Does connecting with smbclient(1) work?

Try running `smblient -U guest -I 192.XXX.XXX.XXX //SERVER2/share`. You can add -d 2 to get some debug information (increase the number for more).


----------



## mefizto (May 19, 2015)

Hi Tobik,

thank you.  I do not know if your suggestion works, I have never tried that, but I will tonight.

Kindest regards,

M


----------



## junovitch@ (May 20, 2015)

mefizto said:


> Hi junovitch,
> 
> the firmware is, indeed, different.  However, given the fact that both are _configured _in the same manner_, i.e., _having a guest account and an administrator account, which are mountable/accessible by other OSs, by the proper manner, does it make a difference?
> 
> ...



I'm not at all familiar with Buffalo products.  It may be just fine or it may be a big assumption that the same config would have the exact same effect.  It could be entirely different versions of Samba underneath assuming it is Samba at all.  It would be worth reviewing the change logs for firmware to get an idea on just what changed between revisions.

- **Provided data**
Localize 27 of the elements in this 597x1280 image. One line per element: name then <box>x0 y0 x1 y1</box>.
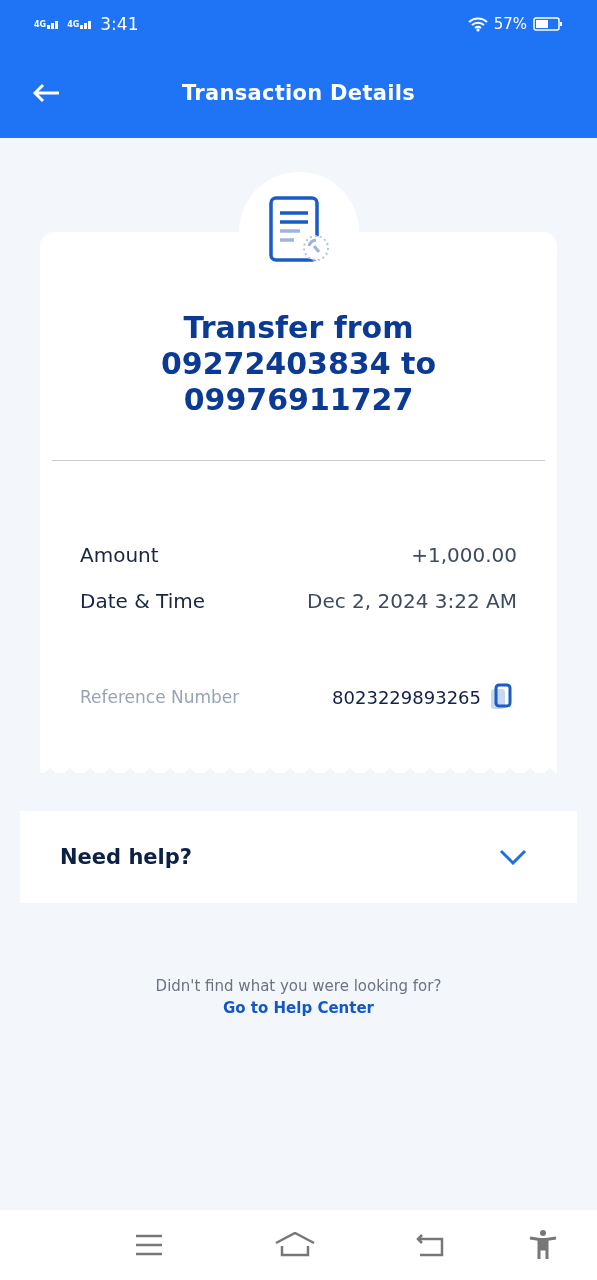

- **What you will do**
(A) In the forum thread, which option can be added to the smbclient command to get some debug information?
(B) Using the forum thread, explain why junovitch says it would be worth reviewing the firmware change logs.
(C) Quote the forum thread starting at "## junovitch@ (May" and ending at "changed between revisions.".
The listing is not needed for anything here.

- **Solutions to each task**
(A) The option -d 2, with a higher number giving more debug information.

(B) The two devices run different firmware, so the same configuration might not have exactly the same effect. The firmware could contain entirely different versions of Samba, if it uses Samba at all. The change logs would show what changed between revisions.

(C)
## junovitch@ (May 20, 2015)

mefizto said:


> Hi junovitch,
> 
> the firmware is, indeed, different.  However, given the fact that both are _configured _in the same manner_, i.e., _having a guest account and an administrator account, which are mountable/accessible by other OSs, by the proper manner, does it make a difference?
> 
> ...



I'm not at all familiar with Buffalo products.  It may be just fine or it may be a big assumption that the same config would have the exact same effect.  It could be entirely different versions of Samba underneath assuming it is Samba at all.  It would be worth reviewing the change logs for firmware to get an idea on just what changed between revisions.